## What is needed:
Please list all lines of the material below in which the string "Accounts" occurs.

Data items
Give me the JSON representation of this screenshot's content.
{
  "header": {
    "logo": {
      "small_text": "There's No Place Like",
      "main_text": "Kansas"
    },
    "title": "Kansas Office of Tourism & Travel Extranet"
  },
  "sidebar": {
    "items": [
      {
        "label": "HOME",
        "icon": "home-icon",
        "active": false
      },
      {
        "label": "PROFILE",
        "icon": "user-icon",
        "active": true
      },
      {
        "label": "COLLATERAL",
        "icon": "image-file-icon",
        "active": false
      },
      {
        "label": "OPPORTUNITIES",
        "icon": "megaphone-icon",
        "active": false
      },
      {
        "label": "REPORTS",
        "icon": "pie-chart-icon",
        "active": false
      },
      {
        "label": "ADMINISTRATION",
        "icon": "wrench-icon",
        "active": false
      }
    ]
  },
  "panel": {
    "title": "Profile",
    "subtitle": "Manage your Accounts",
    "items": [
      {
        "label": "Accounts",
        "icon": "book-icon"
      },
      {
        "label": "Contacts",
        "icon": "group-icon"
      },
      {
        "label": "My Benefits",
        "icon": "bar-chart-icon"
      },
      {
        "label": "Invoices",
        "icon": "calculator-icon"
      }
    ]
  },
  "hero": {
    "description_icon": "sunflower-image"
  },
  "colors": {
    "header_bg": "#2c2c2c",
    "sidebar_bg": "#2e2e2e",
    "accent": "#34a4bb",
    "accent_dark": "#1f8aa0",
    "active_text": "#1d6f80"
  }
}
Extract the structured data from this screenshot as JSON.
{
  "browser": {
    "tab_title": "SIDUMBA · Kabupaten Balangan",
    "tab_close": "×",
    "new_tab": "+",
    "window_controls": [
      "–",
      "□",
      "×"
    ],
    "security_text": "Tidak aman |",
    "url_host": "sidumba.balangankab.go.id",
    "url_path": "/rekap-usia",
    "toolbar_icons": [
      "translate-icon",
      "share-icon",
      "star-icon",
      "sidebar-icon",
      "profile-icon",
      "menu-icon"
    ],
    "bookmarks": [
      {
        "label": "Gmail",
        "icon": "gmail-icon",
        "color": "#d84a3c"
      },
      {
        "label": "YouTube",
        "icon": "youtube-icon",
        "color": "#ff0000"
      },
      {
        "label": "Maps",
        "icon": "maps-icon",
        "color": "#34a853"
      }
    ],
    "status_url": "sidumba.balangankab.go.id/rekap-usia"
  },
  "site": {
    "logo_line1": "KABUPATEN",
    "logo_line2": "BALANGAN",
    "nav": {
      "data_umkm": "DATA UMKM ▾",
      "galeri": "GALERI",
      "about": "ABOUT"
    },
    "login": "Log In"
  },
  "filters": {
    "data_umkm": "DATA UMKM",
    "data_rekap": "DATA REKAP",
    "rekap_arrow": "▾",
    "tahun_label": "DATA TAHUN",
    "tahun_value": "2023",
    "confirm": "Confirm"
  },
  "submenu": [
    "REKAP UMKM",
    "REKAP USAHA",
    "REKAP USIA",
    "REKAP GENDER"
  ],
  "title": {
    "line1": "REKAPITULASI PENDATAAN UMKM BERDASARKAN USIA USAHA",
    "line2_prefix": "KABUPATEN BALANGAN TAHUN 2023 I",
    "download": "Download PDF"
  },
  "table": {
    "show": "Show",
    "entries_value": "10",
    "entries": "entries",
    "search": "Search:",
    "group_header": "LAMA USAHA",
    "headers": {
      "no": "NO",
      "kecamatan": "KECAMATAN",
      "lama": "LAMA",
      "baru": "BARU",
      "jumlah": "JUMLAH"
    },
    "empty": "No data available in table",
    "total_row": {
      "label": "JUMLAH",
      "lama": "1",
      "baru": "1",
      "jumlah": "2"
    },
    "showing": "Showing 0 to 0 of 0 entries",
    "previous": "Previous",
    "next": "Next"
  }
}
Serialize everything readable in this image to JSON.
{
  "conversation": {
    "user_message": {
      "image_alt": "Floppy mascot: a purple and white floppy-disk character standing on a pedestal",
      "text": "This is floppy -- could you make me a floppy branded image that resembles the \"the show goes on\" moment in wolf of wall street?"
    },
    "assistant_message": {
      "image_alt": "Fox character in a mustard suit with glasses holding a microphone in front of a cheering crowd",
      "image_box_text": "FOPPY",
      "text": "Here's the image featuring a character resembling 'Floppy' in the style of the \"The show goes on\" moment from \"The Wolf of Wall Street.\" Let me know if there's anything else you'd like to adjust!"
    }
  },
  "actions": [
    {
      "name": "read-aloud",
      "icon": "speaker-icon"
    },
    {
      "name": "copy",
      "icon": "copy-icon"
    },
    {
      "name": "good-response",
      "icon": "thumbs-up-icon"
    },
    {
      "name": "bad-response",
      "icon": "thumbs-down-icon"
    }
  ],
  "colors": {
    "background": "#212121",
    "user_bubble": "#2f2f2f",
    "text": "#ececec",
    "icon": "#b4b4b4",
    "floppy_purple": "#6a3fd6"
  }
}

## Expected answer:
    "subtitle": "Manage your Accounts",
        "label": "Accounts",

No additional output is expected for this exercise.